## BEGIN DATA PROVIDED
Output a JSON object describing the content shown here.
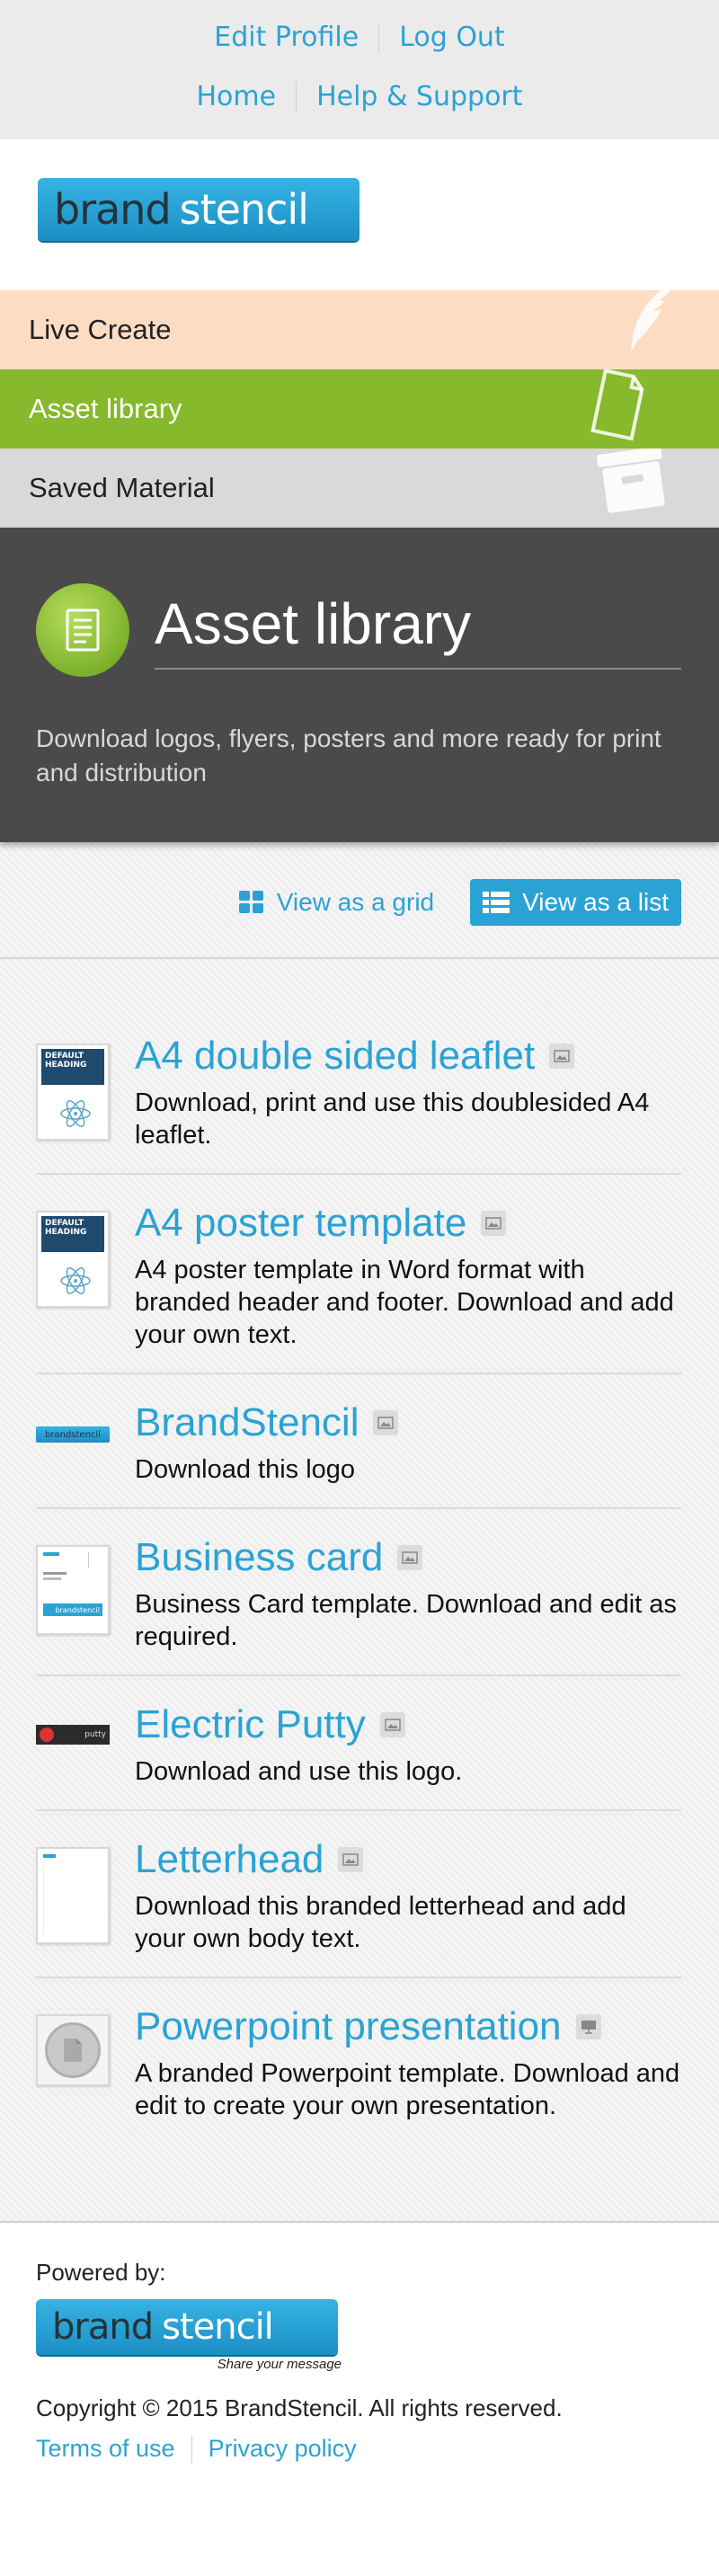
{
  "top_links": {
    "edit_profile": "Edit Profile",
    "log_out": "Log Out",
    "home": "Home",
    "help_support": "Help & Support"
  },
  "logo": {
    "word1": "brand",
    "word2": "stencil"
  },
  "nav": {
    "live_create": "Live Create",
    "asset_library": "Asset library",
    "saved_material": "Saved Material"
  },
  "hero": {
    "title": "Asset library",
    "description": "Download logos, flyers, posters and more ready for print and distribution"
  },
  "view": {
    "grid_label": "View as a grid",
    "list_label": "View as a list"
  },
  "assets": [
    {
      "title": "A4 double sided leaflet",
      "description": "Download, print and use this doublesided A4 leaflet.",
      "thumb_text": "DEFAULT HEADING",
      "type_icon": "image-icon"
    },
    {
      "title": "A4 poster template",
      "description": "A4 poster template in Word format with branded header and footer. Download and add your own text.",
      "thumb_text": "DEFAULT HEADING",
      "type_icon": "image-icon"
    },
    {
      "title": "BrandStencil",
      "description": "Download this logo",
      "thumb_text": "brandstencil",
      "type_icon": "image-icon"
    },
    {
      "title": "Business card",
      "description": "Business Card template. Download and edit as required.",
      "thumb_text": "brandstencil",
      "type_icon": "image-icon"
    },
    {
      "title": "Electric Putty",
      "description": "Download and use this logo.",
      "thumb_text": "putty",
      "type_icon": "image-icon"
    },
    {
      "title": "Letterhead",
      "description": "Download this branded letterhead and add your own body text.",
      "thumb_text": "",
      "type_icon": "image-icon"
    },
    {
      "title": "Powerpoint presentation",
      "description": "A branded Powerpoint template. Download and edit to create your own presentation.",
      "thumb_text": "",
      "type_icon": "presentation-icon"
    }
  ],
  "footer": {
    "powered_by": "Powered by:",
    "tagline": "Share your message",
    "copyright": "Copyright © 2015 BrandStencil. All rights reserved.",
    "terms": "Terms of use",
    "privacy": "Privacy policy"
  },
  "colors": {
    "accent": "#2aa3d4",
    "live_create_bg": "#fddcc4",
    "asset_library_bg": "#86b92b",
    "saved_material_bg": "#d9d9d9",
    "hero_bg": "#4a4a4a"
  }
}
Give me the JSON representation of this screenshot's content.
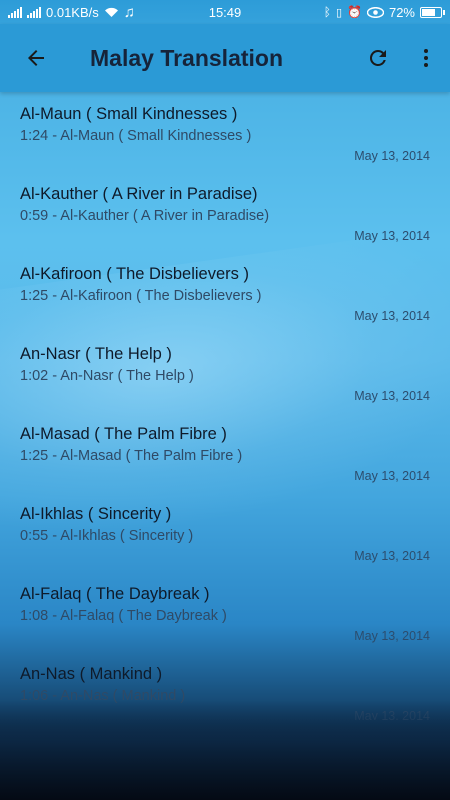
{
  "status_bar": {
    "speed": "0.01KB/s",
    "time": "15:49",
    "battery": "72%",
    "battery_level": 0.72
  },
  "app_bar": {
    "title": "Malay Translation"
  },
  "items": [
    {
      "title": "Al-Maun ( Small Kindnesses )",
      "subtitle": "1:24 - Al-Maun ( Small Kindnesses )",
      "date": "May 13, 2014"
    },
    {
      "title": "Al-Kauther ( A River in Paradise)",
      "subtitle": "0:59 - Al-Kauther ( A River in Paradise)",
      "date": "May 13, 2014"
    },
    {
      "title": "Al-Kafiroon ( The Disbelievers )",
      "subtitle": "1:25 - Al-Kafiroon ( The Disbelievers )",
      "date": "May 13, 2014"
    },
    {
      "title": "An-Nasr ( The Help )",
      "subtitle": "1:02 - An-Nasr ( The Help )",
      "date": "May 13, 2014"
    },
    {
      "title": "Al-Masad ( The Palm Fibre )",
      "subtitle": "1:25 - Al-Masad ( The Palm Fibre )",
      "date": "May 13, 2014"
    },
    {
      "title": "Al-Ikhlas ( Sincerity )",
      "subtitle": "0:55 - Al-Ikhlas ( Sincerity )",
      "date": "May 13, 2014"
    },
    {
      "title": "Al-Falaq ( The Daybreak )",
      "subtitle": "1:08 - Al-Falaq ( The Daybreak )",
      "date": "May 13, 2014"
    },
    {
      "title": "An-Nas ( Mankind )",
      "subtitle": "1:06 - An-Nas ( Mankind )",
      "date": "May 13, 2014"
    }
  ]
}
## END DATA PROVIDED
Working from the material above, transcribe it exactly while omitting pictures.

SOLUTION FOR THIS TASK —
Output a JSON object describing the content shown here.
{
  "top_links": {
    "edit_profile": "Edit Profile",
    "log_out": "Log Out",
    "home": "Home",
    "help_support": "Help & Support"
  },
  "logo": {
    "word1": "brand",
    "word2": "stencil"
  },
  "nav": {
    "live_create": "Live Create",
    "asset_library": "Asset library",
    "saved_material": "Saved Material"
  },
  "hero": {
    "title": "Asset library",
    "description": "Download logos, flyers, posters and more ready for print and distribution"
  },
  "view": {
    "grid_label": "View as a grid",
    "list_label": "View as a list"
  },
  "assets": [
    {
      "title": "A4 double sided leaflet",
      "description": "Download, print and use this doublesided A4 leaflet.",
      "thumb_text": "DEFAULT HEADING",
      "type_icon": "image-icon"
    },
    {
      "title": "A4 poster template",
      "description": "A4 poster template in Word format with branded header and footer. Download and add your own text.",
      "thumb_text": "DEFAULT HEADING",
      "type_icon": "image-icon"
    },
    {
      "title": "BrandStencil",
      "description": "Download this logo",
      "thumb_text": "brandstencil",
      "type_icon": "image-icon"
    },
    {
      "title": "Business card",
      "description": "Business Card template. Download and edit as required.",
      "thumb_text": "brandstencil",
      "type_icon": "image-icon"
    },
    {
      "title": "Electric Putty",
      "description": "Download and use this logo.",
      "thumb_text": "putty",
      "type_icon": "image-icon"
    },
    {
      "title": "Letterhead",
      "description": "Download this branded letterhead and add your own body text.",
      "thumb_text": "",
      "type_icon": "image-icon"
    },
    {
      "title": "Powerpoint presentation",
      "description": "A branded Powerpoint template. Download and edit to create your own presentation.",
      "thumb_text": "",
      "type_icon": "presentation-icon"
    }
  ],
  "footer": {
    "powered_by": "Powered by:",
    "tagline": "Share your message",
    "copyright": "Copyright © 2015 BrandStencil. All rights reserved.",
    "terms": "Terms of use",
    "privacy": "Privacy policy"
  },
  "colors": {
    "accent": "#2aa3d4",
    "live_create_bg": "#fddcc4",
    "asset_library_bg": "#86b92b",
    "saved_material_bg": "#d9d9d9",
    "hero_bg": "#4a4a4a"
  }
}
Give me the JSON representation of this screenshot's content.
{
  "status_bar": {
    "speed": "0.01KB/s",
    "time": "15:49",
    "battery": "72%",
    "battery_level": 0.72
  },
  "app_bar": {
    "title": "Malay Translation"
  },
  "items": [
    {
      "title": "Al-Maun ( Small Kindnesses )",
      "subtitle": "1:24 - Al-Maun ( Small Kindnesses )",
      "date": "May 13, 2014"
    },
    {
      "title": "Al-Kauther ( A River in Paradise)",
      "subtitle": "0:59 - Al-Kauther ( A River in Paradise)",
      "date": "May 13, 2014"
    },
    {
      "title": "Al-Kafiroon ( The Disbelievers )",
      "subtitle": "1:25 - Al-Kafiroon ( The Disbelievers )",
      "date": "May 13, 2014"
    },
    {
      "title": "An-Nasr ( The Help )",
      "subtitle": "1:02 - An-Nasr ( The Help )",
      "date": "May 13, 2014"
    },
    {
      "title": "Al-Masad ( The Palm Fibre )",
      "subtitle": "1:25 - Al-Masad ( The Palm Fibre )",
      "date": "May 13, 2014"
    },
    {
      "title": "Al-Ikhlas ( Sincerity )",
      "subtitle": "0:55 - Al-Ikhlas ( Sincerity )",
      "date": "May 13, 2014"
    },
    {
      "title": "Al-Falaq ( The Daybreak )",
      "subtitle": "1:08 - Al-Falaq ( The Daybreak )",
      "date": "May 13, 2014"
    },
    {
      "title": "An-Nas ( Mankind )",
      "subtitle": "1:06 - An-Nas ( Mankind )",
      "date": "May 13, 2014"
    }
  ]
}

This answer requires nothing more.